Show all lines holding "Zoologické".

Records contained in a dataset
================================
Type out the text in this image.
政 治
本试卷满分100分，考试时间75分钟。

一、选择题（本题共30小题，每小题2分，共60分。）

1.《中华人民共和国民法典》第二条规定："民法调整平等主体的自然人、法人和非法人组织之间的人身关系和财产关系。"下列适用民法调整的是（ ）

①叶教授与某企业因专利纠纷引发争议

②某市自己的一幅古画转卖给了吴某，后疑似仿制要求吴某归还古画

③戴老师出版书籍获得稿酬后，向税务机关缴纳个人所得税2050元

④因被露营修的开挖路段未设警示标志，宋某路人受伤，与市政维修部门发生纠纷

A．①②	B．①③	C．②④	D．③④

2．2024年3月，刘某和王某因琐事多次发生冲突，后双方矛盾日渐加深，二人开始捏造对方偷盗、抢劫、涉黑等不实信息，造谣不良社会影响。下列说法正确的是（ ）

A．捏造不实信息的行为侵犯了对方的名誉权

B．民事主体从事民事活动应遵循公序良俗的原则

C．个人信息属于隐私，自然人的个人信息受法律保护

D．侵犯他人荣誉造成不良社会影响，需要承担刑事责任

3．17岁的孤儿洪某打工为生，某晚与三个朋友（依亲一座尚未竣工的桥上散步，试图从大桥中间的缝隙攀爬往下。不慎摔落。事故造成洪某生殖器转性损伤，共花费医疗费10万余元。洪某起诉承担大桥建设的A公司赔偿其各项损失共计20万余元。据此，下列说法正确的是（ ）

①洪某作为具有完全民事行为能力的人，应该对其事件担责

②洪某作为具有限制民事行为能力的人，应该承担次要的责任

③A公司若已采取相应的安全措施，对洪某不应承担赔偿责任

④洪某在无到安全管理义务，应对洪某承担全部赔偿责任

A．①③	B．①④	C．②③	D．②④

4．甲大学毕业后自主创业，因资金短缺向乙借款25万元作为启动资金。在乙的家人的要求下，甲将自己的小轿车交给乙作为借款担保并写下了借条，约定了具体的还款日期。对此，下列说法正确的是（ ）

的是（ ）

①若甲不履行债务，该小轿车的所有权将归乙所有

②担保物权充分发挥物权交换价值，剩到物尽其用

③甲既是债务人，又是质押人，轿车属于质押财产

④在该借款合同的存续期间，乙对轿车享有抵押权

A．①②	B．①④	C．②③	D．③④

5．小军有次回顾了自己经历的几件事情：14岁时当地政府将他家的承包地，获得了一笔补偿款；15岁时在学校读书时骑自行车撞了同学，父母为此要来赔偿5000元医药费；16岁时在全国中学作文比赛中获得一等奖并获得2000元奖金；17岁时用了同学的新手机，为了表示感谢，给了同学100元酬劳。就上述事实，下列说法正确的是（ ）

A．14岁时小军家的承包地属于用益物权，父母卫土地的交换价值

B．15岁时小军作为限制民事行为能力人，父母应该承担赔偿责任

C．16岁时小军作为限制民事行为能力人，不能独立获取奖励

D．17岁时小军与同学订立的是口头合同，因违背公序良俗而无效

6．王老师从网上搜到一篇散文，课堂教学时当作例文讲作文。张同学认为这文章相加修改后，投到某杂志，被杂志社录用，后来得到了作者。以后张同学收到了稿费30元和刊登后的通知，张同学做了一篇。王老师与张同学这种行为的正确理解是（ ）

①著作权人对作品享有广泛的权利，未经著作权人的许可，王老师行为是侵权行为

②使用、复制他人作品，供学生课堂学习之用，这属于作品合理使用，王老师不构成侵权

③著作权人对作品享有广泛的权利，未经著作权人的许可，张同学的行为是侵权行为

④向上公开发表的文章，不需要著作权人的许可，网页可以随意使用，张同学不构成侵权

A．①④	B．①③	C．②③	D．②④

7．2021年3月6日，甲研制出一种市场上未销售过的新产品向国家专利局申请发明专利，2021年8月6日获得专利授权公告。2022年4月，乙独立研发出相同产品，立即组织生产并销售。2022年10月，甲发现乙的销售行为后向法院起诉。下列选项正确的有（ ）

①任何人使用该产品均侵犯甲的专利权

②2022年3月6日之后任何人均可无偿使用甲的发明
================================
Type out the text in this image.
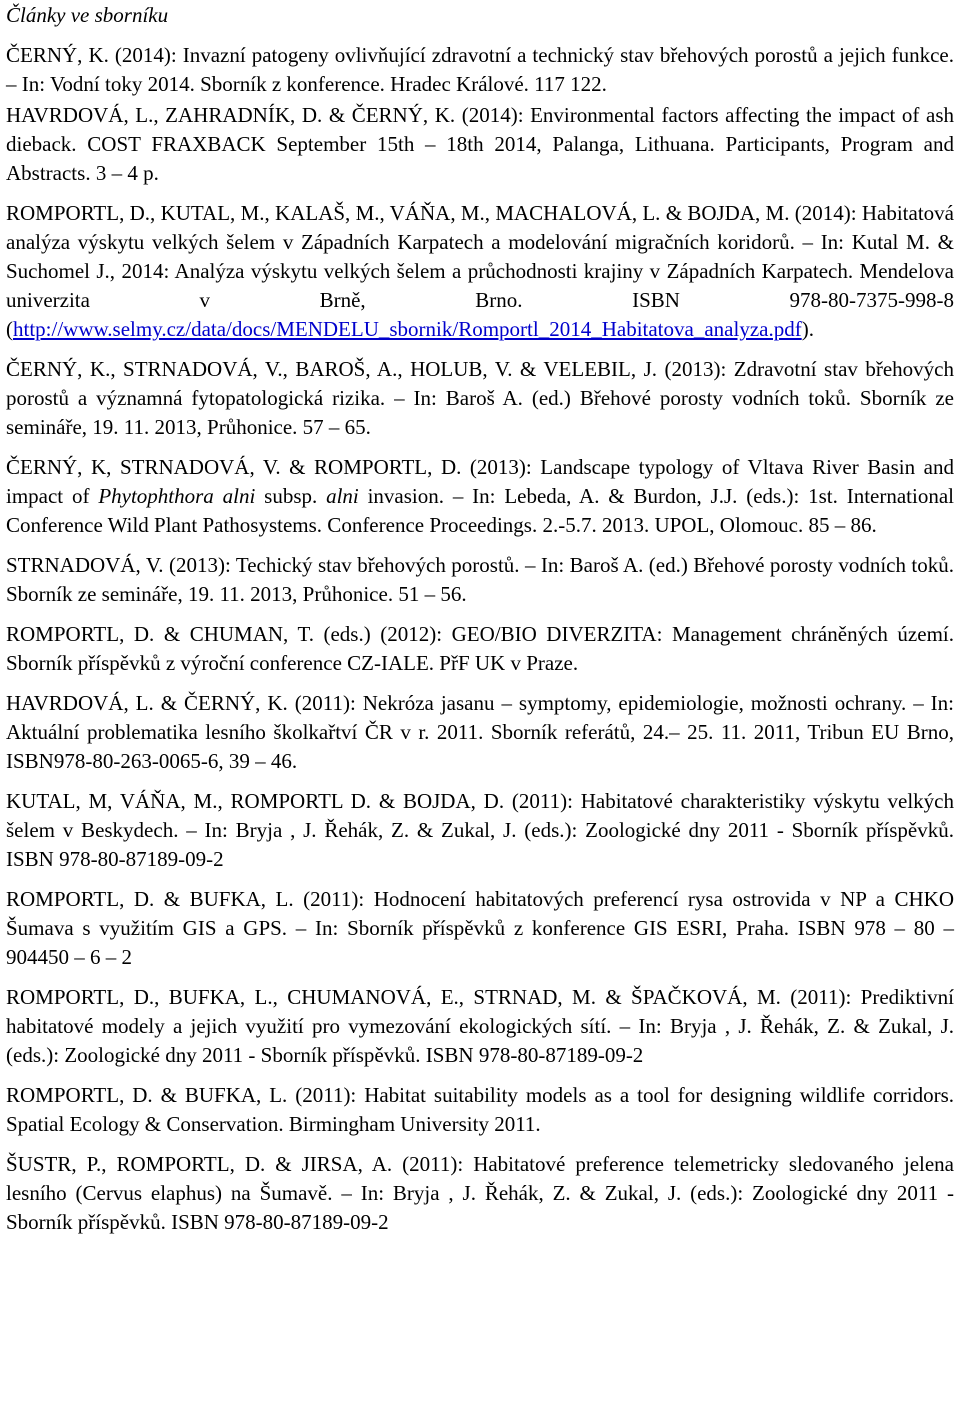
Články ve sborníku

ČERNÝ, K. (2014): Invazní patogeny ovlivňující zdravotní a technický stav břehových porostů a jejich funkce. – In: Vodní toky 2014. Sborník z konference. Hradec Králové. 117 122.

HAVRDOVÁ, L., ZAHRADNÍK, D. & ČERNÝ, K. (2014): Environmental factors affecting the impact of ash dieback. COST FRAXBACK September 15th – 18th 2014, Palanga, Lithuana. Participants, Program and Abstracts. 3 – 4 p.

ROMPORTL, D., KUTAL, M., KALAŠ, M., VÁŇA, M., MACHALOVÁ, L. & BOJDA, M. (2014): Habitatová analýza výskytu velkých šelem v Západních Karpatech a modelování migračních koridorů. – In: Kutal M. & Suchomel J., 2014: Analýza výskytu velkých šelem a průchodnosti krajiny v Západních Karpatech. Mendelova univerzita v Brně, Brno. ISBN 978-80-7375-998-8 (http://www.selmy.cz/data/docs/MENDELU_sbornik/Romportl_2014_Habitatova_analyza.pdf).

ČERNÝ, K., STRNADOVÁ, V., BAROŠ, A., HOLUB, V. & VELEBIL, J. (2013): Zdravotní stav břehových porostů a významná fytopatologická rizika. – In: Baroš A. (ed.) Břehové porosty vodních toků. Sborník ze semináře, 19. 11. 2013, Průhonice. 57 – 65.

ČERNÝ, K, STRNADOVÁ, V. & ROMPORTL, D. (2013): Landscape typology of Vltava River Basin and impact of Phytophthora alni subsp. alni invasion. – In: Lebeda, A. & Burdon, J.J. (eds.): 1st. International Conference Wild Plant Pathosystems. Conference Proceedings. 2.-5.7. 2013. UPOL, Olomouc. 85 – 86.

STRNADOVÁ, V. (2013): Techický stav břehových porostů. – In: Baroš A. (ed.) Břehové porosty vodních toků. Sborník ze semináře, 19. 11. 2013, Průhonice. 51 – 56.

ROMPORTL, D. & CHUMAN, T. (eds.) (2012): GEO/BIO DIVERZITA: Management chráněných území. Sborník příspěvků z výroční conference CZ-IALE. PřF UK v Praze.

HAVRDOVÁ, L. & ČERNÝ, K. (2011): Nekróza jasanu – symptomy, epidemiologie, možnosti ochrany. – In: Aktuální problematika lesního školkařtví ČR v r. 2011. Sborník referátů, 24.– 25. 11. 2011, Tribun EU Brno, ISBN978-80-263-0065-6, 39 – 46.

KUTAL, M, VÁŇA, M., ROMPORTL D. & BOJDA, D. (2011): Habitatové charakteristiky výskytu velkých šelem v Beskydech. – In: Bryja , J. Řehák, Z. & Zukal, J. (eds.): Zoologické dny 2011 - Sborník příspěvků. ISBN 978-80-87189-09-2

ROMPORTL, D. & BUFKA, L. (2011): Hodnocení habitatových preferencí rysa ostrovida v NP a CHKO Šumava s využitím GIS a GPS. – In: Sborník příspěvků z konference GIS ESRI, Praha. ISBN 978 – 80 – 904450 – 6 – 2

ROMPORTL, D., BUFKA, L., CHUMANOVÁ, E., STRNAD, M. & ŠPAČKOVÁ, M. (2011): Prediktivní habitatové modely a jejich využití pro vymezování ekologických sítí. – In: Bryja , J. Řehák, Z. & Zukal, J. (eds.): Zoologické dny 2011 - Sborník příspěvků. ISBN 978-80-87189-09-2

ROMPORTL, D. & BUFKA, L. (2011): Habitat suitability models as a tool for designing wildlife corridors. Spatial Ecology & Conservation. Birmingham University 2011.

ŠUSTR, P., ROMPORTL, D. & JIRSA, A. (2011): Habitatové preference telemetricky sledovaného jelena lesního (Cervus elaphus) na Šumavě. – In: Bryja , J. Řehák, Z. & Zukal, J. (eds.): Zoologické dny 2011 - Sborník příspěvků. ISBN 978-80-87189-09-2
================================
• FULL SOLUTION:
KUTAL, M, VÁŇA, M., ROMPORTL D. & BOJDA, D. (2011): Habitatové charakteristiky výskytu velkých šelem v Beskydech. – In: Bryja , J. Řehák, Z. & Zukal, J. (eds.): Zoologické dny 2011 - Sborník příspěvků. ISBN 978-80-87189-09-2
ROMPORTL, D., BUFKA, L., CHUMANOVÁ, E., STRNAD, M. & ŠPAČKOVÁ, M. (2011): Prediktivní habitatové modely a jejich využití pro vymezování ekologických sítí. – In: Bryja , J. Řehák, Z. & Zukal, J. (eds.): Zoologické dny 2011 - Sborník příspěvků. ISBN 978-80-87189-09-2
ŠUSTR, P., ROMPORTL, D. & JIRSA, A. (2011): Habitatové preference telemetricky sledovaného jelena lesního (Cervus elaphus) na Šumavě. – In: Bryja , J. Řehák, Z. & Zukal, J. (eds.): Zoologické dny 2011 - Sborník příspěvků. ISBN 978-80-87189-09-2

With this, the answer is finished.